** Aim **
Emit the entire listing verbatim.

** Data lines **

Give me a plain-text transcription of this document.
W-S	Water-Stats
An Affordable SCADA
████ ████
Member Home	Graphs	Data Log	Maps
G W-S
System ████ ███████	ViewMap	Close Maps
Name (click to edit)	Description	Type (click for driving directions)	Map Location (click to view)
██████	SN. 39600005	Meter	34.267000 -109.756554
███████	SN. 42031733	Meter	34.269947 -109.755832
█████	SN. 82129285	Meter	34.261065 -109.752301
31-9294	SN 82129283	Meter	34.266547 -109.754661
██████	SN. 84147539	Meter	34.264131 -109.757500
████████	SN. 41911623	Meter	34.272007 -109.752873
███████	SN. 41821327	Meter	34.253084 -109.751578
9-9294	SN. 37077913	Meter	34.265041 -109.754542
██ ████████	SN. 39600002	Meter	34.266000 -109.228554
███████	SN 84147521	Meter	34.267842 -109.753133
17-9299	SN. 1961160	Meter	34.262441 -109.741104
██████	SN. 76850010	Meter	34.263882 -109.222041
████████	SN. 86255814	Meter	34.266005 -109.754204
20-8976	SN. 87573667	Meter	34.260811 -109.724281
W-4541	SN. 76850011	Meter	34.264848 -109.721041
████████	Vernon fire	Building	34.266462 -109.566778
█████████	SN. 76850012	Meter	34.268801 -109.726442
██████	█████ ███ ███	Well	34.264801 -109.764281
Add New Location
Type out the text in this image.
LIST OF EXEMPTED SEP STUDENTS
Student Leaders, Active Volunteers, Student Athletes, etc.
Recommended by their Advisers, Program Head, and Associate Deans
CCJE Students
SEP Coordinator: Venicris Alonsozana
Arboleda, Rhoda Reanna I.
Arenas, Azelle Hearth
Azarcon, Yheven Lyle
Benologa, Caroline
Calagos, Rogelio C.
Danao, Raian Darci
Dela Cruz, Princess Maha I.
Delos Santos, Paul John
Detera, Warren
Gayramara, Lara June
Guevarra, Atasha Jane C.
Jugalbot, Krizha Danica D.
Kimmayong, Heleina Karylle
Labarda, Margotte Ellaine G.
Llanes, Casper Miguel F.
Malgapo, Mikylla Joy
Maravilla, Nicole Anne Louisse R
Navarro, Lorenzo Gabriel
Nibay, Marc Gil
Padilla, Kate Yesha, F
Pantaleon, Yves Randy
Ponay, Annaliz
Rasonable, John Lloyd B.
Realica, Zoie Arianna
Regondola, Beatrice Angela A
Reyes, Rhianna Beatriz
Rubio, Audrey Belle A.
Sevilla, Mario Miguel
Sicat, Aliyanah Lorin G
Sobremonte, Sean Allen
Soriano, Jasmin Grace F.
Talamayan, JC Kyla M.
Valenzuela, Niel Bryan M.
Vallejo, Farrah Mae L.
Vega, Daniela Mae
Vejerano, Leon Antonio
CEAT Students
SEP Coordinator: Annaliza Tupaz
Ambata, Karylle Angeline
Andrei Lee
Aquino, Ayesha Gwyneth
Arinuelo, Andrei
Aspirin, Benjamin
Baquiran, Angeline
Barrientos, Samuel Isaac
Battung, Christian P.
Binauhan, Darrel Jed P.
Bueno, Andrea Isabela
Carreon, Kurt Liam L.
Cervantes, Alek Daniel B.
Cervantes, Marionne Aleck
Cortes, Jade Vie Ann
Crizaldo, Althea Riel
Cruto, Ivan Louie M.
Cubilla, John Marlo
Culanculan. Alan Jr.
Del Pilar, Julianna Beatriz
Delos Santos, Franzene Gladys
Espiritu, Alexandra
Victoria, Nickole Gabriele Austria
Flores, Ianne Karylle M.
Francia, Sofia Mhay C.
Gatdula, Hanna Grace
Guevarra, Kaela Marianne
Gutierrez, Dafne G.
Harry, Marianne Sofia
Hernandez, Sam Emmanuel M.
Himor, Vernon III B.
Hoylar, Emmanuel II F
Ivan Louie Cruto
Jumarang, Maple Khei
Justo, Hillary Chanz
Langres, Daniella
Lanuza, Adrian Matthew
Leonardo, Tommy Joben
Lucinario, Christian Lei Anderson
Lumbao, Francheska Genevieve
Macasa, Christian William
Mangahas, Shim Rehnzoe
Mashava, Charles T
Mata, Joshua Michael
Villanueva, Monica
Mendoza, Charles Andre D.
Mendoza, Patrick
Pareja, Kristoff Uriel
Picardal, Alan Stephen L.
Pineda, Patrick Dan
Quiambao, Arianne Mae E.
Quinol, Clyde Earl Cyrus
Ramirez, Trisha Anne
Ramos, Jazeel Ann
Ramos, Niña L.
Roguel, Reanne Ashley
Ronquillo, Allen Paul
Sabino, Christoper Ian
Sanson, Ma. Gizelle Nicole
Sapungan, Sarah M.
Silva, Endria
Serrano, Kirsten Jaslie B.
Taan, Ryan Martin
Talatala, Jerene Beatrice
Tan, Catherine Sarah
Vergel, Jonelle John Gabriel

** Task response **
Give me a plain-text transcription of this document.
W-S	Water-Stats
An Affordable SCADA
████ ████
Member Home	Graphs	Data Log	Maps
G W-S
System ████ ███████	ViewMap	Close Maps
Name (click to edit)	Description	Type (click for driving directions)	Map Location (click to view)
██████	SN. 39600005	Meter	34.267000 -109.756554
███████	SN. 42031733	Meter	34.269947 -109.755832
█████	SN. 82129285	Meter	34.261065 -109.752301
31-9294	SN 82129283	Meter	34.266547 -109.754661
██████	SN. 84147539	Meter	34.264131 -109.757500
████████	SN. 41911623	Meter	34.272007 -109.752873
███████	SN. 41821327	Meter	34.253084 -109.751578
9-9294	SN. 37077913	Meter	34.265041 -109.754542
██ ████████	SN. 39600002	Meter	34.266000 -109.228554
███████	SN 84147521	Meter	34.267842 -109.753133
17-9299	SN. 1961160	Meter	34.262441 -109.741104
██████	SN. 76850010	Meter	34.263882 -109.222041
████████	SN. 86255814	Meter	34.266005 -109.754204
20-8976	SN. 87573667	Meter	34.260811 -109.724281
W-4541	SN. 76850011	Meter	34.264848 -109.721041
████████	Vernon fire	Building	34.266462 -109.566778
█████████	SN. 76850012	Meter	34.268801 -109.726442
██████	█████ ███ ███	Well	34.264801 -109.764281
Add New Location
Type out the text in this image.
LIST OF EXEMPTED SEP STUDENTS
Student Leaders, Active Volunteers, Student Athletes, etc.
Recommended by their Advisers, Program Head, and Associate Deans
CCJE Students
SEP Coordinator: Venicris Alonsozana
Arboleda, Rhoda Reanna I.
Arenas, Azelle Hearth
Azarcon, Yheven Lyle
Benologa, Caroline
Calagos, Rogelio C.
Danao, Raian Darci
Dela Cruz, Princess Maha I.
Delos Santos, Paul John
Detera, Warren
Gayramara, Lara June
Guevarra, Atasha Jane C.
Jugalbot, Krizha Danica D.
Kimmayong, Heleina Karylle
Labarda, Margotte Ellaine G.
Llanes, Casper Miguel F.
Malgapo, Mikylla Joy
Maravilla, Nicole Anne Louisse R
Navarro, Lorenzo Gabriel
Nibay, Marc Gil
Padilla, Kate Yesha, F
Pantaleon, Yves Randy
Ponay, Annaliz
Rasonable, John Lloyd B.
Realica, Zoie Arianna
Regondola, Beatrice Angela A
Reyes, Rhianna Beatriz
Rubio, Audrey Belle A.
Sevilla, Mario Miguel
Sicat, Aliyanah Lorin G
Sobremonte, Sean Allen
Soriano, Jasmin Grace F.
Talamayan, JC Kyla M.
Valenzuela, Niel Bryan M.
Vallejo, Farrah Mae L.
Vega, Daniela Mae
Vejerano, Leon Antonio
CEAT Students
SEP Coordinator: Annaliza Tupaz
Ambata, Karylle Angeline
Andrei Lee
Aquino, Ayesha Gwyneth
Arinuelo, Andrei
Aspirin, Benjamin
Baquiran, Angeline
Barrientos, Samuel Isaac
Battung, Christian P.
Binauhan, Darrel Jed P.
Bueno, Andrea Isabela
Carreon, Kurt Liam L.
Cervantes, Alek Daniel B.
Cervantes, Marionne Aleck
Cortes, Jade Vie Ann
Crizaldo, Althea Riel
Cruto, Ivan Louie M.
Cubilla, John Marlo
Culanculan. Alan Jr.
Del Pilar, Julianna Beatriz
Delos Santos, Franzene Gladys
Espiritu, Alexandra
Victoria, Nickole Gabriele Austria
Flores, Ianne Karylle M.
Francia, Sofia Mhay C.
Gatdula, Hanna Grace
Guevarra, Kaela Marianne
Gutierrez, Dafne G.
Harry, Marianne Sofia
Hernandez, Sam Emmanuel M.
Himor, Vernon III B.
Hoylar, Emmanuel II F
Ivan Louie Cruto
Jumarang, Maple Khei
Justo, Hillary Chanz
Langres, Daniella
Lanuza, Adrian Matthew
Leonardo, Tommy Joben
Lucinario, Christian Lei Anderson
Lumbao, Francheska Genevieve
Macasa, Christian William
Mangahas, Shim Rehnzoe
Mashava, Charles T
Mata, Joshua Michael
Villanueva, Monica
Mendoza, Charles Andre D.
Mendoza, Patrick
Pareja, Kristoff Uriel
Picardal, Alan Stephen L.
Pineda, Patrick Dan
Quiambao, Arianne Mae E.
Quinol, Clyde Earl Cyrus
Ramirez, Trisha Anne
Ramos, Jazeel Ann
Ramos, Niña L.
Roguel, Reanne Ashley
Ronquillo, Allen Paul
Sabino, Christoper Ian
Sanson, Ma. Gizelle Nicole
Sapungan, Sarah M.
Silva, Endria
Serrano, Kirsten Jaslie B.
Taan, Ryan Martin
Talatala, Jerene Beatrice
Tan, Catherine Sarah
Vergel, Jonelle John Gabriel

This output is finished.